- **RECORDS SHOWN**:
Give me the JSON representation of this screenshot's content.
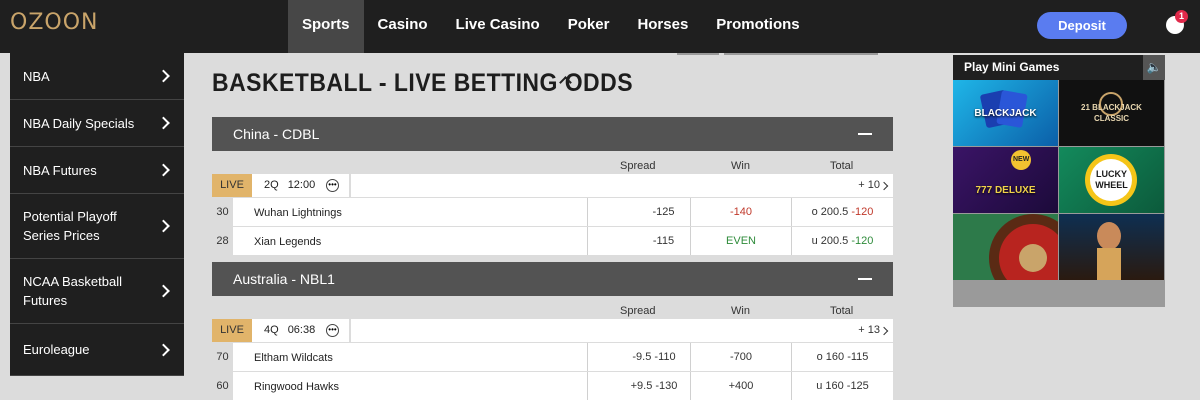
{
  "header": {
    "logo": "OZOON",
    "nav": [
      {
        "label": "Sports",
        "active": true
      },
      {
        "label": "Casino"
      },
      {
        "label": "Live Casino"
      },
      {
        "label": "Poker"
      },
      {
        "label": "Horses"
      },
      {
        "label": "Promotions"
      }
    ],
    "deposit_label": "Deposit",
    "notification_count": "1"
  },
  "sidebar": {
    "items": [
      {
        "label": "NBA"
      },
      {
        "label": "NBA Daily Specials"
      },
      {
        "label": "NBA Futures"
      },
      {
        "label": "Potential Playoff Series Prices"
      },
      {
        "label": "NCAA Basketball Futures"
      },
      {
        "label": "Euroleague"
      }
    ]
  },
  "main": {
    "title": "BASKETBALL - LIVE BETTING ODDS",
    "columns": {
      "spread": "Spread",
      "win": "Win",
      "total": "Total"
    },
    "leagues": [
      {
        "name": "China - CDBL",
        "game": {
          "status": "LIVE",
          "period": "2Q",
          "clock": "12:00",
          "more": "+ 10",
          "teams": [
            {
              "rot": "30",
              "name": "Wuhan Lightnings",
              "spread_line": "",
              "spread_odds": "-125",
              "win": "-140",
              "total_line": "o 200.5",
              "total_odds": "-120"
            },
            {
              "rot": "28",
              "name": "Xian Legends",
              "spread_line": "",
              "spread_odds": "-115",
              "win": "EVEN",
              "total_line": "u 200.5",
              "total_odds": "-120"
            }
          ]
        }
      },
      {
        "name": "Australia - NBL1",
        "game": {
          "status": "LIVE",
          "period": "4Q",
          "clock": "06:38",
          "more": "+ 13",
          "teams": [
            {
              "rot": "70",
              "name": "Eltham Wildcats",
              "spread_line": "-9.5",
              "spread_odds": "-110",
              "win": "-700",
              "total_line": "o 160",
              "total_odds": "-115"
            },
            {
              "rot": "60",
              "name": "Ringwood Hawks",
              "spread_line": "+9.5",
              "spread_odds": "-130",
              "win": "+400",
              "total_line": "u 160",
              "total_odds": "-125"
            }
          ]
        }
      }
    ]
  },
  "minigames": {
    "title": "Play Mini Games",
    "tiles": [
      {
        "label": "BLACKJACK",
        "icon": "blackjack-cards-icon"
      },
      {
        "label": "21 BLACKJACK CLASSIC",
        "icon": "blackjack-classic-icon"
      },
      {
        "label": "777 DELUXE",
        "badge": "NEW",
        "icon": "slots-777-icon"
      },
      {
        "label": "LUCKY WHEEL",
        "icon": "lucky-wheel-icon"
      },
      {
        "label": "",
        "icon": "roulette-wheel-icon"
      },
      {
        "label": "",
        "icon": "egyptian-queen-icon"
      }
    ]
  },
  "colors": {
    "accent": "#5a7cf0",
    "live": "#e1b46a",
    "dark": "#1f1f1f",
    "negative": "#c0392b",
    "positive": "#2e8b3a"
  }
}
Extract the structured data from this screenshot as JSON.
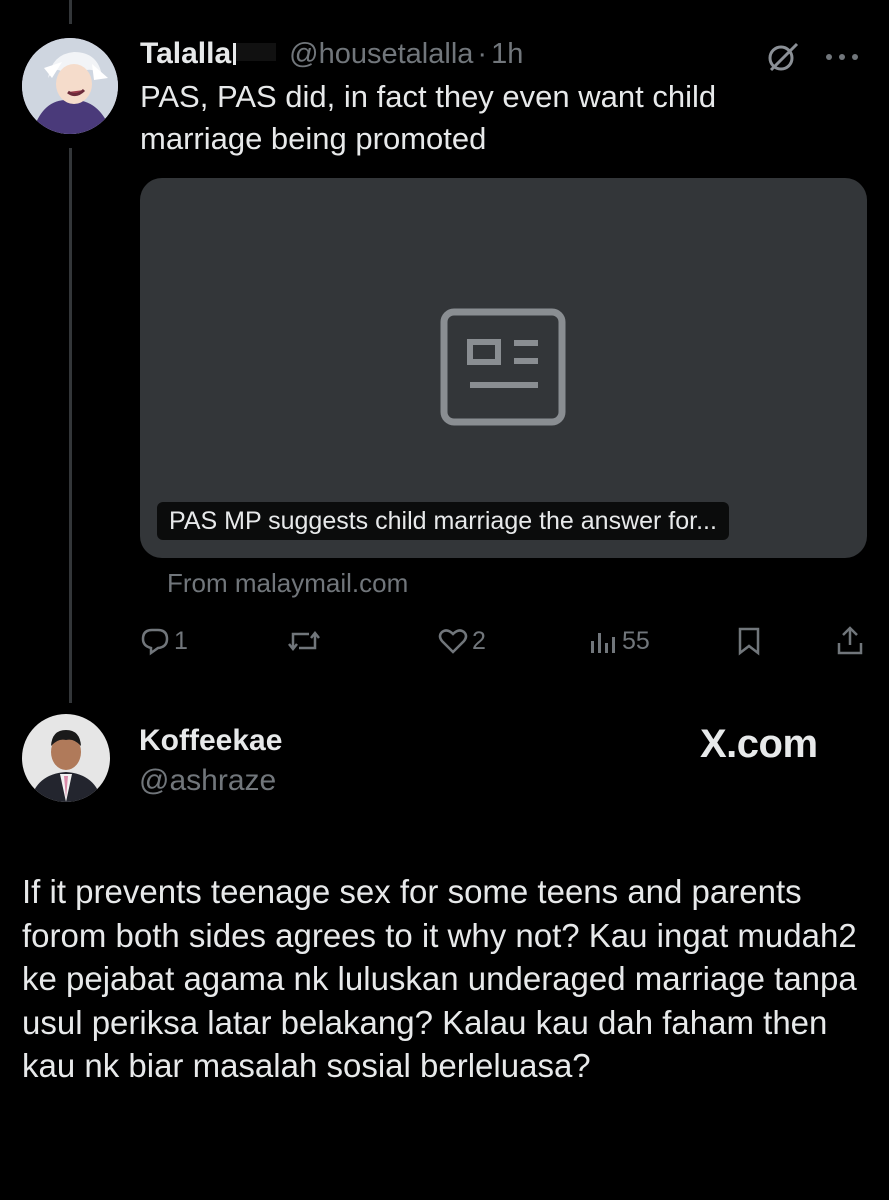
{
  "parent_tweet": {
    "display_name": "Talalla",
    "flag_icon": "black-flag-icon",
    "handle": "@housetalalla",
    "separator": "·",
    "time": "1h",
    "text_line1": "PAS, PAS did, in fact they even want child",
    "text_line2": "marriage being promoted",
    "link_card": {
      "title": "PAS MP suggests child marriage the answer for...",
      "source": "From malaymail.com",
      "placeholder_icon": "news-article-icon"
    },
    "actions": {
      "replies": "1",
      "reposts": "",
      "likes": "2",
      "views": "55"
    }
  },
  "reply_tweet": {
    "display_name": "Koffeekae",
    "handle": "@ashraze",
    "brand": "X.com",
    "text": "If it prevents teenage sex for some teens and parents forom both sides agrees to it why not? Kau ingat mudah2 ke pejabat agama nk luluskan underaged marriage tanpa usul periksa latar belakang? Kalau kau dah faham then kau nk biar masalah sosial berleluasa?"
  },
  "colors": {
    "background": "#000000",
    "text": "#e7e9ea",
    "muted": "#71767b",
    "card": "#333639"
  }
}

- **THE TASK**:
The records shown above are to be repeated exactly, with the pictures left out.

- **COMPLETE RESPONSE**:
Give me the JSON representation of this screenshot's content.
{
  "header": {
    "logo": "OZOON",
    "nav": [
      {
        "label": "Sports",
        "active": true
      },
      {
        "label": "Casino"
      },
      {
        "label": "Live Casino"
      },
      {
        "label": "Poker"
      },
      {
        "label": "Horses"
      },
      {
        "label": "Promotions"
      }
    ],
    "deposit_label": "Deposit",
    "notification_count": "1"
  },
  "sidebar": {
    "items": [
      {
        "label": "NBA"
      },
      {
        "label": "NBA Daily Specials"
      },
      {
        "label": "NBA Futures"
      },
      {
        "label": "Potential Playoff Series Prices"
      },
      {
        "label": "NCAA Basketball Futures"
      },
      {
        "label": "Euroleague"
      }
    ]
  },
  "main": {
    "title": "BASKETBALL - LIVE BETTING ODDS",
    "columns": {
      "spread": "Spread",
      "win": "Win",
      "total": "Total"
    },
    "leagues": [
      {
        "name": "China - CDBL",
        "game": {
          "status": "LIVE",
          "period": "2Q",
          "clock": "12:00",
          "more": "+ 10",
          "teams": [
            {
              "rot": "30",
              "name": "Wuhan Lightnings",
              "spread_line": "",
              "spread_odds": "-125",
              "win": "-140",
              "total_line": "o 200.5",
              "total_odds": "-120"
            },
            {
              "rot": "28",
              "name": "Xian Legends",
              "spread_line": "",
              "spread_odds": "-115",
              "win": "EVEN",
              "total_line": "u 200.5",
              "total_odds": "-120"
            }
          ]
        }
      },
      {
        "name": "Australia - NBL1",
        "game": {
          "status": "LIVE",
          "period": "4Q",
          "clock": "06:38",
          "more": "+ 13",
          "teams": [
            {
              "rot": "70",
              "name": "Eltham Wildcats",
              "spread_line": "-9.5",
              "spread_odds": "-110",
              "win": "-700",
              "total_line": "o 160",
              "total_odds": "-115"
            },
            {
              "rot": "60",
              "name": "Ringwood Hawks",
              "spread_line": "+9.5",
              "spread_odds": "-130",
              "win": "+400",
              "total_line": "u 160",
              "total_odds": "-125"
            }
          ]
        }
      }
    ]
  },
  "minigames": {
    "title": "Play Mini Games",
    "tiles": [
      {
        "label": "BLACKJACK",
        "icon": "blackjack-cards-icon"
      },
      {
        "label": "21 BLACKJACK CLASSIC",
        "icon": "blackjack-classic-icon"
      },
      {
        "label": "777 DELUXE",
        "badge": "NEW",
        "icon": "slots-777-icon"
      },
      {
        "label": "LUCKY WHEEL",
        "icon": "lucky-wheel-icon"
      },
      {
        "label": "",
        "icon": "roulette-wheel-icon"
      },
      {
        "label": "",
        "icon": "egyptian-queen-icon"
      }
    ]
  },
  "colors": {
    "accent": "#5a7cf0",
    "live": "#e1b46a",
    "dark": "#1f1f1f",
    "negative": "#c0392b",
    "positive": "#2e8b3a"
  }
}
Extract the structured data from this screenshot as JSON.
{
  "parent_tweet": {
    "display_name": "Talalla",
    "flag_icon": "black-flag-icon",
    "handle": "@housetalalla",
    "separator": "·",
    "time": "1h",
    "text_line1": "PAS, PAS did, in fact they even want child",
    "text_line2": "marriage being promoted",
    "link_card": {
      "title": "PAS MP suggests child marriage the answer for...",
      "source": "From malaymail.com",
      "placeholder_icon": "news-article-icon"
    },
    "actions": {
      "replies": "1",
      "reposts": "",
      "likes": "2",
      "views": "55"
    }
  },
  "reply_tweet": {
    "display_name": "Koffeekae",
    "handle": "@ashraze",
    "brand": "X.com",
    "text": "If it prevents teenage sex for some teens and parents forom both sides agrees to it why not? Kau ingat mudah2 ke pejabat agama nk luluskan underaged marriage tanpa usul periksa latar belakang? Kalau kau dah faham then kau nk biar masalah sosial berleluasa?"
  },
  "colors": {
    "background": "#000000",
    "text": "#e7e9ea",
    "muted": "#71767b",
    "card": "#333639"
  }
}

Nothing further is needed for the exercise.